--- Start ---

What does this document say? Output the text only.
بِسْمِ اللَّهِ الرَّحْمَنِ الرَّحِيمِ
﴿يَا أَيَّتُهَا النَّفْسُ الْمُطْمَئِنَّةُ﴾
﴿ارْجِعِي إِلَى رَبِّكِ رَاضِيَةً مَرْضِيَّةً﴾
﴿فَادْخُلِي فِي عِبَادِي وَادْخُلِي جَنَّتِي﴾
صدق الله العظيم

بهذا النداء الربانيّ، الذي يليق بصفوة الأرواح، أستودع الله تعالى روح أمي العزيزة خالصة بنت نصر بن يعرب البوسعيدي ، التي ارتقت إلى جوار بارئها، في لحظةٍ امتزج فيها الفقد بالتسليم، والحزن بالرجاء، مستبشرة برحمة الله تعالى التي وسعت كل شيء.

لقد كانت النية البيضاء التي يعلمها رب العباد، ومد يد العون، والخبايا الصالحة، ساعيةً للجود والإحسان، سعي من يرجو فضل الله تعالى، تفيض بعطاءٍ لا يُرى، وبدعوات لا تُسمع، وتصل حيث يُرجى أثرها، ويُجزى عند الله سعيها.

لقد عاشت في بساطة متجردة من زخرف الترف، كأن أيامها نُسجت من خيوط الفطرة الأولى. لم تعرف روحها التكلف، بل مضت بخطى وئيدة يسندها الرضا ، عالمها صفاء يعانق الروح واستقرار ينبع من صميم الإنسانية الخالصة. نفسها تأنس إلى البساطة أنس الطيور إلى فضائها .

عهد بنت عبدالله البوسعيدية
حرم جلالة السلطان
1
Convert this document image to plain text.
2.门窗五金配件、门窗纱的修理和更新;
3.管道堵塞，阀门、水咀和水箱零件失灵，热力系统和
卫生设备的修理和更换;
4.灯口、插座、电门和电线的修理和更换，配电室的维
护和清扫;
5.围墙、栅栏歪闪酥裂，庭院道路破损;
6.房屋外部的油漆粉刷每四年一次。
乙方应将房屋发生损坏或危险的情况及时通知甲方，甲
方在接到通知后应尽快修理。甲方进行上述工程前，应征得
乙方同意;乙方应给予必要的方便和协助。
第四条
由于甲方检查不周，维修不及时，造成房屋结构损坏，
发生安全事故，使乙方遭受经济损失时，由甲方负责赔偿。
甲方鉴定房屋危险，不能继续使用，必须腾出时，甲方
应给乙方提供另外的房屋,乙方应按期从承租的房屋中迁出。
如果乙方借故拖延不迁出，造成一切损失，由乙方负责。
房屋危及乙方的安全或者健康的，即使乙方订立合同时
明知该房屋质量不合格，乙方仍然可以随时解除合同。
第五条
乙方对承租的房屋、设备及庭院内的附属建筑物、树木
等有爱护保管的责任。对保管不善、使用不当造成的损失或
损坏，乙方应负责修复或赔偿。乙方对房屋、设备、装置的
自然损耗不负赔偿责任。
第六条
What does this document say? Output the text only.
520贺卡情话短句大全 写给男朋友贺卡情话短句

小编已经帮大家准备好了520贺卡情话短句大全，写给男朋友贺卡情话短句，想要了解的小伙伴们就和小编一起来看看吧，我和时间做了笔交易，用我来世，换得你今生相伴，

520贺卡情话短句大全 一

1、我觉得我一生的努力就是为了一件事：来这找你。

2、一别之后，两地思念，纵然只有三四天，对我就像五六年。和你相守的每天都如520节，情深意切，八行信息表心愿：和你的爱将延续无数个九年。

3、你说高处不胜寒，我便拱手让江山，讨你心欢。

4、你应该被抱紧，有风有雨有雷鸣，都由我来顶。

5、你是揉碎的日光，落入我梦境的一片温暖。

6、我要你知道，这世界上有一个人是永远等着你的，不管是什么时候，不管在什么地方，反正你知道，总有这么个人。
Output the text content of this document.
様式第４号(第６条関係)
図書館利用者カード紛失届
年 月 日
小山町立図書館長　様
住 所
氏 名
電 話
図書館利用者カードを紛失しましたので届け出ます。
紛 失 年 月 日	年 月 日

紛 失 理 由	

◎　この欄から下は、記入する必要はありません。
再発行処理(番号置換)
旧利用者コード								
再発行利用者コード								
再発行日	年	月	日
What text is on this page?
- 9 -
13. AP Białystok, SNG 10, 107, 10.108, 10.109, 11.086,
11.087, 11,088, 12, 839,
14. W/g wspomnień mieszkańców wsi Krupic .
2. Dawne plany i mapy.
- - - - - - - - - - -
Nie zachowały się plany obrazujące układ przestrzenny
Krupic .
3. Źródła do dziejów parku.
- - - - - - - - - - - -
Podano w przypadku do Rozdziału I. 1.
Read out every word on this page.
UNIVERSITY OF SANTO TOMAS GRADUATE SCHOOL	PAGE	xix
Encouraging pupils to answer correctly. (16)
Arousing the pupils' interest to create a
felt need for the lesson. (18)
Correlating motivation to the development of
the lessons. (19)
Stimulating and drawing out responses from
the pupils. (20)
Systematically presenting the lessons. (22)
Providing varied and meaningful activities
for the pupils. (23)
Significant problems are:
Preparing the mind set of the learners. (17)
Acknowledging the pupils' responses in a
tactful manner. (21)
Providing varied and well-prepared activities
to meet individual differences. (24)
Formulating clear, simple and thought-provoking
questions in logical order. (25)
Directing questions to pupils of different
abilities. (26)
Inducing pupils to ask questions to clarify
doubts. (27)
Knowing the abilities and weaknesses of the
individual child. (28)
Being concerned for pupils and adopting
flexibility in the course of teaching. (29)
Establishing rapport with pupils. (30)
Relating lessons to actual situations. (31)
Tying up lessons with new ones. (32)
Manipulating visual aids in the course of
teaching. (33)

--- End ---

### Given exercise
Send back all of the entries exactly, with nothing missing.

### Solution
What does this document say? Output the text only.
بِسْمِ اللَّهِ الرَّحْمَنِ الرَّحِيمِ
﴿يَا أَيَّتُهَا النَّفْسُ الْمُطْمَئِنَّةُ﴾
﴿ارْجِعِي إِلَى رَبِّكِ رَاضِيَةً مَرْضِيَّةً﴾
﴿فَادْخُلِي فِي عِبَادِي وَادْخُلِي جَنَّتِي﴾
صدق الله العظيم

بهذا النداء الربانيّ، الذي يليق بصفوة الأرواح، أستودع الله تعالى روح أمي العزيزة خالصة بنت نصر بن يعرب البوسعيدي ، التي ارتقت إلى جوار بارئها، في لحظةٍ امتزج فيها الفقد بالتسليم، والحزن بالرجاء، مستبشرة برحمة الله تعالى التي وسعت كل شيء.

لقد كانت النية البيضاء التي يعلمها رب العباد، ومد يد العون، والخبايا الصالحة، ساعيةً للجود والإحسان، سعي من يرجو فضل الله تعالى، تفيض بعطاءٍ لا يُرى، وبدعوات لا تُسمع، وتصل حيث يُرجى أثرها، ويُجزى عند الله سعيها.

لقد عاشت في بساطة متجردة من زخرف الترف، كأن أيامها نُسجت من خيوط الفطرة الأولى. لم تعرف روحها التكلف، بل مضت بخطى وئيدة يسندها الرضا ، عالمها صفاء يعانق الروح واستقرار ينبع من صميم الإنسانية الخالصة. نفسها تأنس إلى البساطة أنس الطيور إلى فضائها .

عهد بنت عبدالله البوسعيدية
حرم جلالة السلطان
1
Convert this document image to plain text.
2.门窗五金配件、门窗纱的修理和更新;
3.管道堵塞，阀门、水咀和水箱零件失灵，热力系统和
卫生设备的修理和更换;
4.灯口、插座、电门和电线的修理和更换，配电室的维
护和清扫;
5.围墙、栅栏歪闪酥裂，庭院道路破损;
6.房屋外部的油漆粉刷每四年一次。
乙方应将房屋发生损坏或危险的情况及时通知甲方，甲
方在接到通知后应尽快修理。甲方进行上述工程前，应征得
乙方同意;乙方应给予必要的方便和协助。
第四条
由于甲方检查不周，维修不及时，造成房屋结构损坏，
发生安全事故，使乙方遭受经济损失时，由甲方负责赔偿。
甲方鉴定房屋危险，不能继续使用，必须腾出时，甲方
应给乙方提供另外的房屋,乙方应按期从承租的房屋中迁出。
如果乙方借故拖延不迁出，造成一切损失，由乙方负责。
房屋危及乙方的安全或者健康的，即使乙方订立合同时
明知该房屋质量不合格，乙方仍然可以随时解除合同。
第五条
乙方对承租的房屋、设备及庭院内的附属建筑物、树木
等有爱护保管的责任。对保管不善、使用不当造成的损失或
损坏，乙方应负责修复或赔偿。乙方对房屋、设备、装置的
自然损耗不负赔偿责任。
第六条
What does this document say? Output the text only.
520贺卡情话短句大全 写给男朋友贺卡情话短句

小编已经帮大家准备好了520贺卡情话短句大全，写给男朋友贺卡情话短句，想要了解的小伙伴们就和小编一起来看看吧，我和时间做了笔交易，用我来世，换得你今生相伴，

520贺卡情话短句大全 一

1、我觉得我一生的努力就是为了一件事：来这找你。

2、一别之后，两地思念，纵然只有三四天，对我就像五六年。和你相守的每天都如520节，情深意切，八行信息表心愿：和你的爱将延续无数个九年。

3、你说高处不胜寒，我便拱手让江山，讨你心欢。

4、你应该被抱紧，有风有雨有雷鸣，都由我来顶。

5、你是揉碎的日光，落入我梦境的一片温暖。

6、我要你知道，这世界上有一个人是永远等着你的，不管是什么时候，不管在什么地方，反正你知道，总有这么个人。
Output the text content of this document.
様式第４号(第６条関係)
図書館利用者カード紛失届
年 月 日
小山町立図書館長　様
住 所
氏 名
電 話
図書館利用者カードを紛失しましたので届け出ます。
紛 失 年 月 日	年 月 日

紛 失 理 由	

◎　この欄から下は、記入する必要はありません。
再発行処理(番号置換)
旧利用者コード								
再発行利用者コード								
再発行日	年	月	日
What text is on this page?
- 9 -
13. AP Białystok, SNG 10, 107, 10.108, 10.109, 11.086,
11.087, 11,088, 12, 839,
14. W/g wspomnień mieszkańców wsi Krupic .
2. Dawne plany i mapy.
- - - - - - - - - - -
Nie zachowały się plany obrazujące układ przestrzenny
Krupic .
3. Źródła do dziejów parku.
- - - - - - - - - - - -
Podano w przypadku do Rozdziału I. 1.
Read out every word on this page.
UNIVERSITY OF SANTO TOMAS GRADUATE SCHOOL	PAGE	xix
Encouraging pupils to answer correctly. (16)
Arousing the pupils' interest to create a
felt need for the lesson. (18)
Correlating motivation to the development of
the lessons. (19)
Stimulating and drawing out responses from
the pupils. (20)
Systematically presenting the lessons. (22)
Providing varied and meaningful activities
for the pupils. (23)
Significant problems are:
Preparing the mind set of the learners. (17)
Acknowledging the pupils' responses in a
tactful manner. (21)
Providing varied and well-prepared activities
to meet individual differences. (24)
Formulating clear, simple and thought-provoking
questions in logical order. (25)
Directing questions to pupils of different
abilities. (26)
Inducing pupils to ask questions to clarify
doubts. (27)
Knowing the abilities and weaknesses of the
individual child. (28)
Being concerned for pupils and adopting
flexibility in the course of teaching. (29)
Establishing rapport with pupils. (30)
Relating lessons to actual situations. (31)
Tying up lessons with new ones. (32)
Manipulating visual aids in the course of
teaching. (33)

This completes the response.